>>>>

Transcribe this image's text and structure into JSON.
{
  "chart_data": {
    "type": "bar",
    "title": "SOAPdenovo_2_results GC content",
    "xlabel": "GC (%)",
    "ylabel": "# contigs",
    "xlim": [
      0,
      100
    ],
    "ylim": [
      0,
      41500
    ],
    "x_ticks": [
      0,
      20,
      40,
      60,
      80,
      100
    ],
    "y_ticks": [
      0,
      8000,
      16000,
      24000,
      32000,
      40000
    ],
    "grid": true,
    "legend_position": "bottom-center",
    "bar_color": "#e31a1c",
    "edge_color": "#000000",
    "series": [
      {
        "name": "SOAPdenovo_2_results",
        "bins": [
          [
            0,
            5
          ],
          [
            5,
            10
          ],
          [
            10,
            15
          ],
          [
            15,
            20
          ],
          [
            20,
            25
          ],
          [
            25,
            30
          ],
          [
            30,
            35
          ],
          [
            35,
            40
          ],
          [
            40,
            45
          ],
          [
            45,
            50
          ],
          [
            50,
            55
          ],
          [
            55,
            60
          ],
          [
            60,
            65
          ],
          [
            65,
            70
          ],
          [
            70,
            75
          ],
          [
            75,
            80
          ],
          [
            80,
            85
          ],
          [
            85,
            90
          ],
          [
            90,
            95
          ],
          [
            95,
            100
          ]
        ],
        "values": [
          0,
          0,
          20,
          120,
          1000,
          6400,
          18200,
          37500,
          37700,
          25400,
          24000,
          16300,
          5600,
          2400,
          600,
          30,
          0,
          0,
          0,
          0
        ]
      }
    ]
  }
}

<<<<

(What to work on): Write out every record shown above, word for word.

(Solution to the exercise):
Transcribe this image's text and structure into JSON.
{
  "chart_data": {
    "type": "bar",
    "title": "SOAPdenovo_2_results GC content",
    "xlabel": "GC (%)",
    "ylabel": "# contigs",
    "xlim": [
      0,
      100
    ],
    "ylim": [
      0,
      41500
    ],
    "x_ticks": [
      0,
      20,
      40,
      60,
      80,
      100
    ],
    "y_ticks": [
      0,
      8000,
      16000,
      24000,
      32000,
      40000
    ],
    "grid": true,
    "legend_position": "bottom-center",
    "bar_color": "#e31a1c",
    "edge_color": "#000000",
    "series": [
      {
        "name": "SOAPdenovo_2_results",
        "bins": [
          [
            0,
            5
          ],
          [
            5,
            10
          ],
          [
            10,
            15
          ],
          [
            15,
            20
          ],
          [
            20,
            25
          ],
          [
            25,
            30
          ],
          [
            30,
            35
          ],
          [
            35,
            40
          ],
          [
            40,
            45
          ],
          [
            45,
            50
          ],
          [
            50,
            55
          ],
          [
            55,
            60
          ],
          [
            60,
            65
          ],
          [
            65,
            70
          ],
          [
            70,
            75
          ],
          [
            75,
            80
          ],
          [
            80,
            85
          ],
          [
            85,
            90
          ],
          [
            90,
            95
          ],
          [
            95,
            100
          ]
        ],
        "values": [
          0,
          0,
          20,
          120,
          1000,
          6400,
          18200,
          37500,
          37700,
          25400,
          24000,
          16300,
          5600,
          2400,
          600,
          30,
          0,
          0,
          0,
          0
        ]
      }
    ]
  }
}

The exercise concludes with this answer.